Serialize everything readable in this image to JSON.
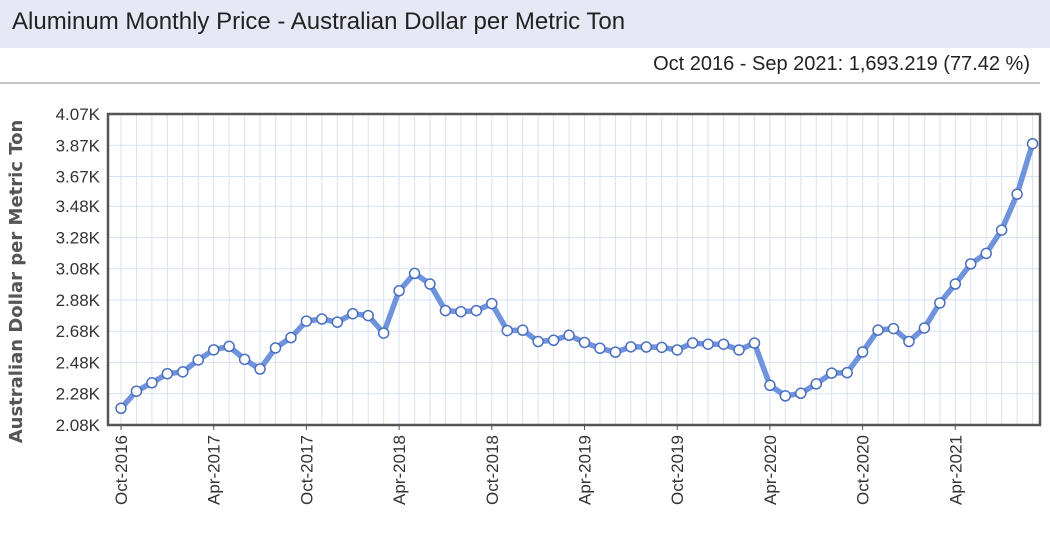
{
  "chart_data": {
    "type": "line",
    "title": "Aluminum Monthly Price - Australian Dollar per Metric Ton",
    "subtitle": "Oct 2016 - Sep 2021: 1,693.219 (77.42 %)",
    "xlabel": "",
    "ylabel": "Australian Dollar per Metric Ton",
    "ylim": [
      2080,
      4070
    ],
    "y_ticks": [
      2080,
      2280,
      2480,
      2680,
      2880,
      3080,
      3280,
      3480,
      3670,
      3870,
      4070
    ],
    "y_tick_labels": [
      "2.08K",
      "2.28K",
      "2.48K",
      "2.68K",
      "2.88K",
      "3.08K",
      "3.28K",
      "3.48K",
      "3.67K",
      "3.87K",
      "4.07K"
    ],
    "x_tick_labels": [
      "Oct-2016",
      "Apr-2017",
      "Oct-2017",
      "Apr-2018",
      "Oct-2018",
      "Apr-2019",
      "Oct-2019",
      "Apr-2020",
      "Oct-2020",
      "Apr-2021"
    ],
    "x_tick_indices": [
      0,
      6,
      12,
      18,
      24,
      30,
      36,
      42,
      48,
      54
    ],
    "grid": true,
    "legend": "none",
    "colors": {
      "line": "#6f93dc",
      "marker_fill": "#ffffff",
      "marker_stroke": "#4a6fbf",
      "grid": "#d9e1f5",
      "frame": "#555555"
    },
    "x": [
      "Oct-2016",
      "Nov-2016",
      "Dec-2016",
      "Jan-2017",
      "Feb-2017",
      "Mar-2017",
      "Apr-2017",
      "May-2017",
      "Jun-2017",
      "Jul-2017",
      "Aug-2017",
      "Sep-2017",
      "Oct-2017",
      "Nov-2017",
      "Dec-2017",
      "Jan-2018",
      "Feb-2018",
      "Mar-2018",
      "Apr-2018",
      "May-2018",
      "Jun-2018",
      "Jul-2018",
      "Aug-2018",
      "Sep-2018",
      "Oct-2018",
      "Nov-2018",
      "Dec-2018",
      "Jan-2019",
      "Feb-2019",
      "Mar-2019",
      "Apr-2019",
      "May-2019",
      "Jun-2019",
      "Jul-2019",
      "Aug-2019",
      "Sep-2019",
      "Oct-2019",
      "Nov-2019",
      "Dec-2019",
      "Jan-2020",
      "Feb-2020",
      "Mar-2020",
      "Apr-2020",
      "May-2020",
      "Jun-2020",
      "Jul-2020",
      "Aug-2020",
      "Sep-2020",
      "Oct-2020",
      "Nov-2020",
      "Dec-2020",
      "Jan-2021",
      "Feb-2021",
      "Mar-2021",
      "Apr-2021",
      "May-2021",
      "Jun-2021",
      "Jul-2021",
      "Aug-2021",
      "Sep-2021"
    ],
    "series": [
      {
        "values": [
          2187,
          2296,
          2350,
          2408,
          2420,
          2496,
          2561,
          2583,
          2500,
          2438,
          2573,
          2639,
          2745,
          2758,
          2738,
          2792,
          2780,
          2668,
          2939,
          3050,
          2982,
          2812,
          2805,
          2812,
          2857,
          2684,
          2687,
          2614,
          2622,
          2654,
          2608,
          2571,
          2546,
          2580,
          2579,
          2577,
          2560,
          2605,
          2597,
          2597,
          2560,
          2604,
          2334,
          2266,
          2283,
          2343,
          2412,
          2415,
          2547,
          2687,
          2697,
          2614,
          2701,
          2861,
          2982,
          3111,
          3178,
          3327,
          3557,
          3880
        ]
      }
    ]
  }
}
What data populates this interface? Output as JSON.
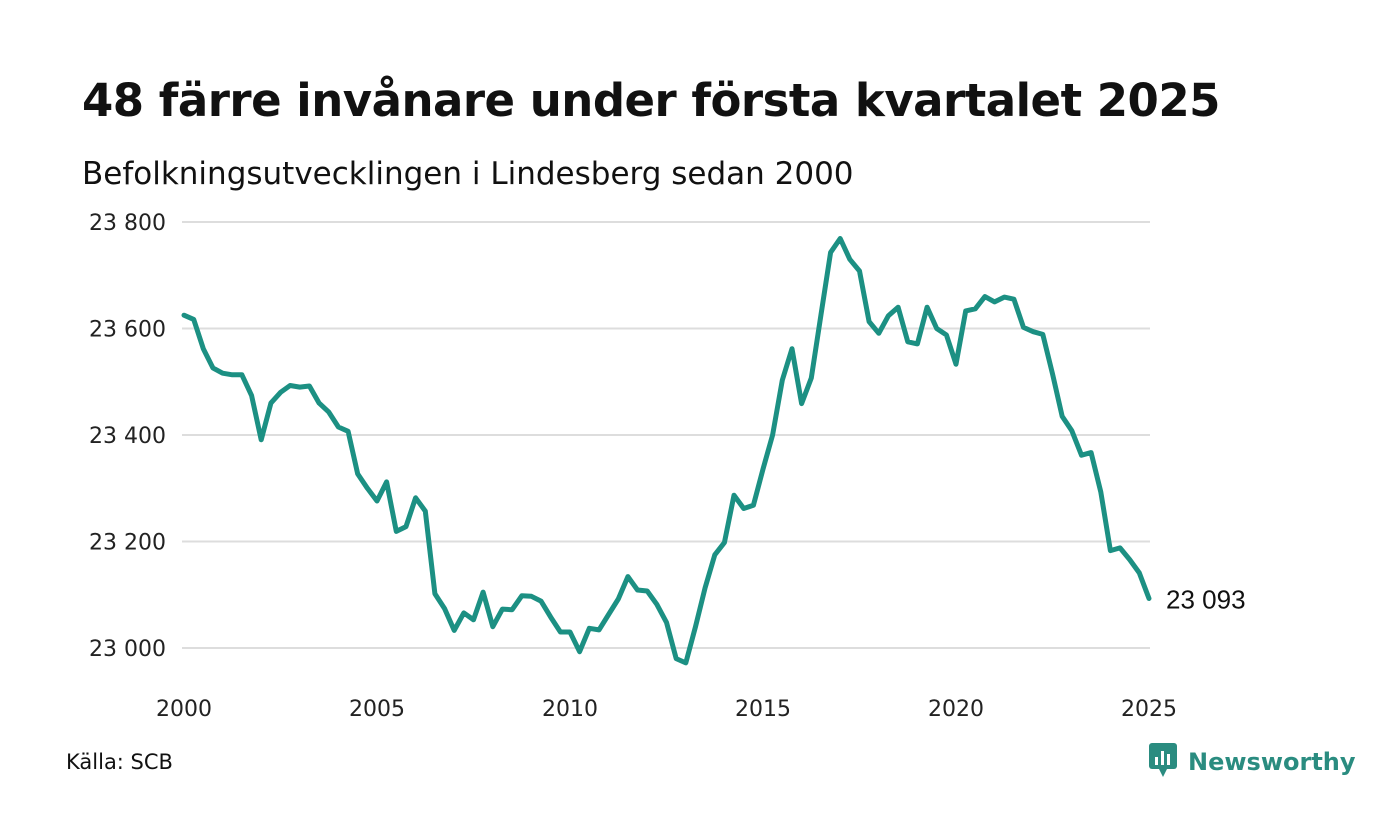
{
  "title": "48 färre invånare under första kvartalet 2025",
  "subtitle": "Befolkningsutvecklingen i Lindesberg sedan 2000",
  "source": "Källa: SCB",
  "brand": {
    "name": "Newsworthy",
    "icon": "newsworthy-logo-icon"
  },
  "colors": {
    "line": "#1c9083",
    "grid": "#dddddd",
    "brand": "#2a8c80"
  },
  "chart_data": {
    "type": "line",
    "title": "48 färre invånare under första kvartalet 2025",
    "subtitle": "Befolkningsutvecklingen i Lindesberg sedan 2000",
    "xlabel": "",
    "ylabel": "",
    "xlim": [
      2000,
      2025
    ],
    "ylim": [
      22950,
      23820
    ],
    "x_ticks": [
      2000,
      2005,
      2010,
      2015,
      2020,
      2025
    ],
    "x_tick_labels": [
      "2000",
      "2005",
      "2010",
      "2015",
      "2020",
      "2025"
    ],
    "y_ticks": [
      23000,
      23200,
      23400,
      23600,
      23800
    ],
    "y_tick_labels": [
      "23 000",
      "23 200",
      "23 400",
      "23 600",
      "23 800"
    ],
    "grid": "horizontal",
    "end_label": "23 093",
    "series": [
      {
        "x": [
          2000.0,
          2000.25,
          2000.5,
          2000.75,
          2001.0,
          2001.25,
          2001.5,
          2001.75,
          2002.0,
          2002.25,
          2002.5,
          2002.75,
          2003.0,
          2003.25,
          2003.5,
          2003.75,
          2004.0,
          2004.25,
          2004.5,
          2004.75,
          2005.0,
          2005.25,
          2005.5,
          2005.75,
          2006.0,
          2006.25,
          2006.5,
          2006.75,
          2007.0,
          2007.25,
          2007.5,
          2007.75,
          2008.0,
          2008.25,
          2008.5,
          2008.75,
          2009.0,
          2009.25,
          2009.5,
          2009.75,
          2010.0,
          2010.25,
          2010.5,
          2010.75,
          2011.0,
          2011.25,
          2011.5,
          2011.75,
          2012.0,
          2012.25,
          2012.5,
          2012.75,
          2013.0,
          2013.25,
          2013.5,
          2013.75,
          2014.0,
          2014.25,
          2014.5,
          2014.75,
          2015.0,
          2015.25,
          2015.5,
          2015.75,
          2016.0,
          2016.25,
          2016.5,
          2016.75,
          2017.0,
          2017.25,
          2017.5,
          2017.75,
          2018.0,
          2018.25,
          2018.5,
          2018.75,
          2019.0,
          2019.25,
          2019.5,
          2019.75,
          2020.0,
          2020.25,
          2020.5,
          2020.75,
          2021.0,
          2021.25,
          2021.5,
          2021.75,
          2022.0,
          2022.25,
          2022.5,
          2022.75,
          2023.0,
          2023.25,
          2023.5,
          2023.75,
          2024.0,
          2024.25,
          2024.5,
          2024.75,
          2025.0
        ],
        "y": [
          23625,
          23617,
          23562,
          23526,
          23516,
          23513,
          23513,
          23474,
          23391,
          23460,
          23480,
          23493,
          23490,
          23492,
          23460,
          23443,
          23415,
          23407,
          23327,
          23300,
          23276,
          23312,
          23219,
          23228,
          23282,
          23257,
          23102,
          23074,
          23033,
          23066,
          23053,
          23105,
          23040,
          23073,
          23072,
          23098,
          23097,
          23088,
          23058,
          23030,
          23030,
          22993,
          23037,
          23034,
          23063,
          23092,
          23134,
          23109,
          23107,
          23082,
          23048,
          22980,
          22972,
          23040,
          23113,
          23175,
          23198,
          23287,
          23262,
          23268,
          23336,
          23400,
          23503,
          23562,
          23459,
          23507,
          23625,
          23743,
          23769,
          23730,
          23708,
          23613,
          23591,
          23624,
          23640,
          23575,
          23571,
          23640,
          23600,
          23588,
          23533,
          23633,
          23637,
          23660,
          23650,
          23659,
          23655,
          23602,
          23594,
          23589,
          23515,
          23435,
          23408,
          23362,
          23367,
          23293,
          23183,
          23188,
          23166,
          23141,
          23093
        ]
      }
    ]
  }
}
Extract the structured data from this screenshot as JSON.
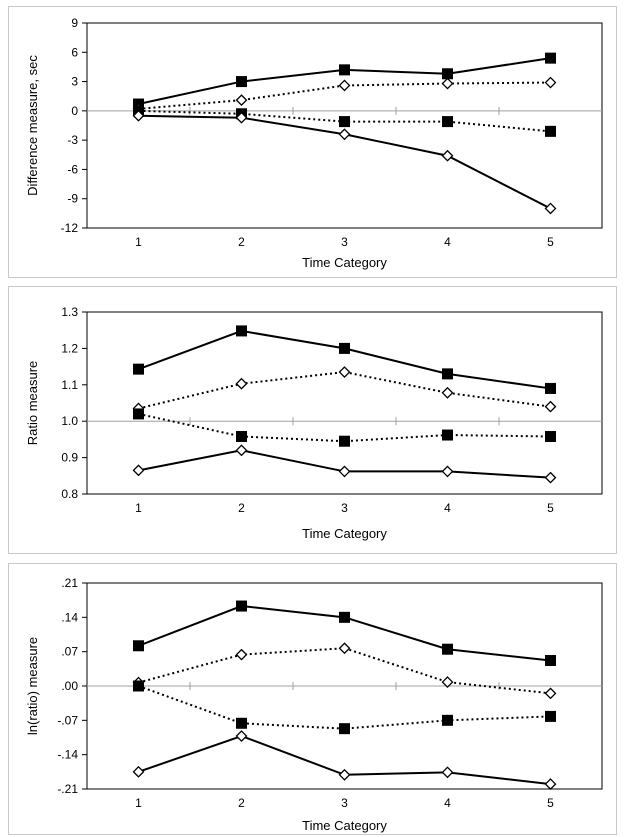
{
  "chart_data": [
    {
      "type": "line",
      "title": "",
      "xlabel": "Time Category",
      "ylabel": "Difference measure, sec",
      "categories": [
        "1",
        "2",
        "3",
        "4",
        "5"
      ],
      "ylim": [
        -12,
        9
      ],
      "yticks": [
        "9",
        "6",
        "3",
        "0",
        "-3",
        "-6",
        "-9",
        "-12"
      ],
      "ytick_values": [
        9,
        6,
        3,
        0,
        -3,
        -6,
        -9,
        -12
      ],
      "reference_line": 0,
      "series": [
        {
          "marker": "square",
          "line": "solid",
          "values": [
            0.7,
            3.0,
            4.2,
            3.8,
            5.4
          ]
        },
        {
          "marker": "diamond",
          "line": "dotted",
          "values": [
            0.2,
            1.1,
            2.6,
            2.8,
            2.9
          ]
        },
        {
          "marker": "square",
          "line": "dotted",
          "values": [
            0.0,
            -0.3,
            -1.1,
            -1.1,
            -2.1
          ]
        },
        {
          "marker": "diamond",
          "line": "solid",
          "values": [
            -0.5,
            -0.7,
            -2.4,
            -4.6,
            -10.0
          ]
        }
      ]
    },
    {
      "type": "line",
      "title": "",
      "xlabel": "Time Category",
      "ylabel": "Ratio measure",
      "categories": [
        "1",
        "2",
        "3",
        "4",
        "5"
      ],
      "ylim": [
        0.8,
        1.3
      ],
      "yticks": [
        "1.3",
        "1.2",
        "1.1",
        "1.0",
        "0.9",
        "0.8"
      ],
      "ytick_values": [
        1.3,
        1.2,
        1.1,
        1.0,
        0.9,
        0.8
      ],
      "reference_line": 1.0,
      "series": [
        {
          "marker": "square",
          "line": "solid",
          "values": [
            1.143,
            1.248,
            1.2,
            1.13,
            1.09
          ]
        },
        {
          "marker": "diamond",
          "line": "dotted",
          "values": [
            1.035,
            1.103,
            1.135,
            1.078,
            1.04
          ]
        },
        {
          "marker": "square",
          "line": "dotted",
          "values": [
            1.02,
            0.958,
            0.945,
            0.962,
            0.958
          ]
        },
        {
          "marker": "diamond",
          "line": "solid",
          "values": [
            0.865,
            0.92,
            0.862,
            0.862,
            0.845
          ]
        }
      ]
    },
    {
      "type": "line",
      "title": "",
      "xlabel": "Time Category",
      "ylabel": "ln(ratio) measure",
      "categories": [
        "1",
        "2",
        "3",
        "4",
        "5"
      ],
      "ylim": [
        -0.21,
        0.21
      ],
      "yticks": [
        ".21",
        ".14",
        ".07",
        ".00",
        "-.07",
        "-.14",
        "-.21"
      ],
      "ytick_values": [
        0.21,
        0.14,
        0.07,
        0.0,
        -0.07,
        -0.14,
        -0.21
      ],
      "reference_line": 0.0,
      "series": [
        {
          "marker": "square",
          "line": "solid",
          "values": [
            0.082,
            0.163,
            0.14,
            0.075,
            0.052
          ]
        },
        {
          "marker": "diamond",
          "line": "dotted",
          "values": [
            0.007,
            0.064,
            0.077,
            0.008,
            -0.015
          ]
        },
        {
          "marker": "square",
          "line": "dotted",
          "values": [
            0.0,
            -0.076,
            -0.087,
            -0.07,
            -0.062
          ]
        },
        {
          "marker": "diamond",
          "line": "solid",
          "values": [
            -0.175,
            -0.102,
            -0.181,
            -0.176,
            -0.2
          ]
        }
      ]
    }
  ]
}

+---+

*REQUIRED WORK*:
Identify each line in the records above that contains the word "sedan", and copy it out in full.

*PROBLEM SOLUTION*:
  "subtitle": "Befolkningsutvecklingen i Lindesberg sedan 2000",
    "subtitle": "Befolkningsutvecklingen i Lindesberg sedan 2000",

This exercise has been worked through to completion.